-- What you need to do --
Count, in the entries, the lines with "JSON". Answer with the number only.

Dataset items:
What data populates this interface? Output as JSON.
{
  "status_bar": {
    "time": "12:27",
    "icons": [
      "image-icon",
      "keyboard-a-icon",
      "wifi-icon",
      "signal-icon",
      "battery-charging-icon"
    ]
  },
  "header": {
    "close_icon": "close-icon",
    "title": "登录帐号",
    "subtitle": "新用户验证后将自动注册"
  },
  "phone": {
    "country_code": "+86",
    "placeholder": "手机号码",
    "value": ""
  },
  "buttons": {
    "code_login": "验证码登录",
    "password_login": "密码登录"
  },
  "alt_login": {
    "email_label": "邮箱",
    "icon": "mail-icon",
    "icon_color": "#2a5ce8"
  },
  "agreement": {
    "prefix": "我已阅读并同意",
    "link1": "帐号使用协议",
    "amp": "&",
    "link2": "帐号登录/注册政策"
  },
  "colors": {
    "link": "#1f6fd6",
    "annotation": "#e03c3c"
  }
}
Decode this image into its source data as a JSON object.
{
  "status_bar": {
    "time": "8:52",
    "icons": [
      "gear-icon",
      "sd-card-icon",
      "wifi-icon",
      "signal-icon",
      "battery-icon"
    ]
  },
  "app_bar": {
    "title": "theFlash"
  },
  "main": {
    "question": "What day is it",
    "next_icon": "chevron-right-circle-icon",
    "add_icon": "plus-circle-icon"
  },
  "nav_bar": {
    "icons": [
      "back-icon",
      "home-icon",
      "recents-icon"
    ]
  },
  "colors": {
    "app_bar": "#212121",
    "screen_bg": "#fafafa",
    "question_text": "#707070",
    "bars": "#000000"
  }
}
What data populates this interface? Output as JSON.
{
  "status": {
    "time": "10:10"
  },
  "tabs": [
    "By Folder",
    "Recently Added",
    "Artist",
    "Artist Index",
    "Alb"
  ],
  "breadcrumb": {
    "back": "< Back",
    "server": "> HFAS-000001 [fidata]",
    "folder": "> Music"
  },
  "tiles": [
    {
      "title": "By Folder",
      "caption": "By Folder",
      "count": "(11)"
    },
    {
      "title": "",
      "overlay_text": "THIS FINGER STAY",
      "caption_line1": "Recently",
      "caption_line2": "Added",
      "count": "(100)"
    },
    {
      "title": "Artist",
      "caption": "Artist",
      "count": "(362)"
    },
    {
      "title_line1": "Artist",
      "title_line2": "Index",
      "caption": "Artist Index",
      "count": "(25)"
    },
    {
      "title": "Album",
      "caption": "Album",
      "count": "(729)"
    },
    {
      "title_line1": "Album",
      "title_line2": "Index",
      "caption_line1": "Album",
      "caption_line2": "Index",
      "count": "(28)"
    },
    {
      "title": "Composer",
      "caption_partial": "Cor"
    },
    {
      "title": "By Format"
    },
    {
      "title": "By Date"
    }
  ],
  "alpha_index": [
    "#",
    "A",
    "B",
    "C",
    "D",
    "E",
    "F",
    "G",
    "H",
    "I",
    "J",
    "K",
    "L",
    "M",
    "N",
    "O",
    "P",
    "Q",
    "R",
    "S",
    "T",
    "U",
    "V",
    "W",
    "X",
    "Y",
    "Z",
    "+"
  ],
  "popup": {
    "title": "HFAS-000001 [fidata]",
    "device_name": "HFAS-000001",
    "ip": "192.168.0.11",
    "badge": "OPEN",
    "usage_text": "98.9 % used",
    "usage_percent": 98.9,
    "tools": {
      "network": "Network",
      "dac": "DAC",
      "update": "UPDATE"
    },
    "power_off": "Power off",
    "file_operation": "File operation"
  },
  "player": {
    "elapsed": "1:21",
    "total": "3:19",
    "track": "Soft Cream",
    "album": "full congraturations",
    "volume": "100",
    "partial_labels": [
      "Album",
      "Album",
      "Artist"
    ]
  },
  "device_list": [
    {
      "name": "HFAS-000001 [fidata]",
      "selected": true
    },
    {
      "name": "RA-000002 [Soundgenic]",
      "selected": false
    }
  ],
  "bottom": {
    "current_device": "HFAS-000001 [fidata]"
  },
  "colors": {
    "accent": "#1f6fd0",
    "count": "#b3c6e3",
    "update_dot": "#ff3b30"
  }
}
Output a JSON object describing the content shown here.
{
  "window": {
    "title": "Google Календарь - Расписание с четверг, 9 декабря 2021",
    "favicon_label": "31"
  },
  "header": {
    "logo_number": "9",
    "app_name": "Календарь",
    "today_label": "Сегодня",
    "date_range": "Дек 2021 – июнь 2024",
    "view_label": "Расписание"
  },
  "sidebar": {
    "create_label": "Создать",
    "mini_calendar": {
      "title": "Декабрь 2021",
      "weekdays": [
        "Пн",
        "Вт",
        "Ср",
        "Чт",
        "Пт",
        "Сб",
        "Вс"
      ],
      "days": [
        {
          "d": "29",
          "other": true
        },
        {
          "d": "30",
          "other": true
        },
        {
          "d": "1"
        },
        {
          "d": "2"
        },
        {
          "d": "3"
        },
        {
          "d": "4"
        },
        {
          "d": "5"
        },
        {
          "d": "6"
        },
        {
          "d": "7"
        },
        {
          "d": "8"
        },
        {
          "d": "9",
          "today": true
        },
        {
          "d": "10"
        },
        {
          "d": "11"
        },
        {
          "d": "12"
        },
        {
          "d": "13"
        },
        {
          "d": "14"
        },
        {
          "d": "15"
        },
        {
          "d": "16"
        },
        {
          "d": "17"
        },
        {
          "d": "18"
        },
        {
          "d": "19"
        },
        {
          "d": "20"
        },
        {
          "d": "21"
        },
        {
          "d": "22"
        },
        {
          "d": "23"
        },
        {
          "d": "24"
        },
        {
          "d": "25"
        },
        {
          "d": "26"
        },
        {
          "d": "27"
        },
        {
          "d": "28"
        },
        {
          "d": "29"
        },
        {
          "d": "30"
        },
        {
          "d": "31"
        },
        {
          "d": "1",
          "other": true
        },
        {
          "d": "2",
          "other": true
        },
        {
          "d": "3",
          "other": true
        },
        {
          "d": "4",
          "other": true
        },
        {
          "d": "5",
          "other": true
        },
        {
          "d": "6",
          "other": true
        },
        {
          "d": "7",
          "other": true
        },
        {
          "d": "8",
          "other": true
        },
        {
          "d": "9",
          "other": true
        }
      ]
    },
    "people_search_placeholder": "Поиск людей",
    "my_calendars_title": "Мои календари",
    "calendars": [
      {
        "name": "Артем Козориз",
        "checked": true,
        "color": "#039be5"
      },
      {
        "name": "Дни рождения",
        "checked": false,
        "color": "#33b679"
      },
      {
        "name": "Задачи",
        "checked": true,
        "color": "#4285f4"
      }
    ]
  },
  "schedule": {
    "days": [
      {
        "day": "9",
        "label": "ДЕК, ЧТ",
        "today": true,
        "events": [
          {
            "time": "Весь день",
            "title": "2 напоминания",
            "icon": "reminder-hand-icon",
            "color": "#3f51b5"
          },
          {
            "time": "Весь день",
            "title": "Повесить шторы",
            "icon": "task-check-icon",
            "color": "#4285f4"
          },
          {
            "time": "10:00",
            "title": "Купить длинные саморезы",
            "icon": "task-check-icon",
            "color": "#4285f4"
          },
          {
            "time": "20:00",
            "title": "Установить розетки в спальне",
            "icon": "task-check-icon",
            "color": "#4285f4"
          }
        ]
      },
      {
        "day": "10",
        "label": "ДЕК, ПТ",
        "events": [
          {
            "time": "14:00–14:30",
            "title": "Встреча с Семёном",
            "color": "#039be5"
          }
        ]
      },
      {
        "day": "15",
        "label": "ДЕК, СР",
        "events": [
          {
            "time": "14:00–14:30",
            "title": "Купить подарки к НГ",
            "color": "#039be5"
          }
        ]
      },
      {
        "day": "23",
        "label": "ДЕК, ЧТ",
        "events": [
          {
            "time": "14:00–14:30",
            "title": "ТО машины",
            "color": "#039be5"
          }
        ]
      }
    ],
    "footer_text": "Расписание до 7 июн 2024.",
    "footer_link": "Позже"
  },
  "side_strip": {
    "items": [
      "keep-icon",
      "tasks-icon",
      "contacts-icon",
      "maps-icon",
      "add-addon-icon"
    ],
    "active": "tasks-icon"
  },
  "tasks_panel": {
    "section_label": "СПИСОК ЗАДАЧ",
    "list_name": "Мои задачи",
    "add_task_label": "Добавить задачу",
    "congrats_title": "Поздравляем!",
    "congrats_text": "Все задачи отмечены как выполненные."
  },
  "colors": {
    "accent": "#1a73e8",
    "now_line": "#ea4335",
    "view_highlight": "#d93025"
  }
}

-- Answer to this exercise --
4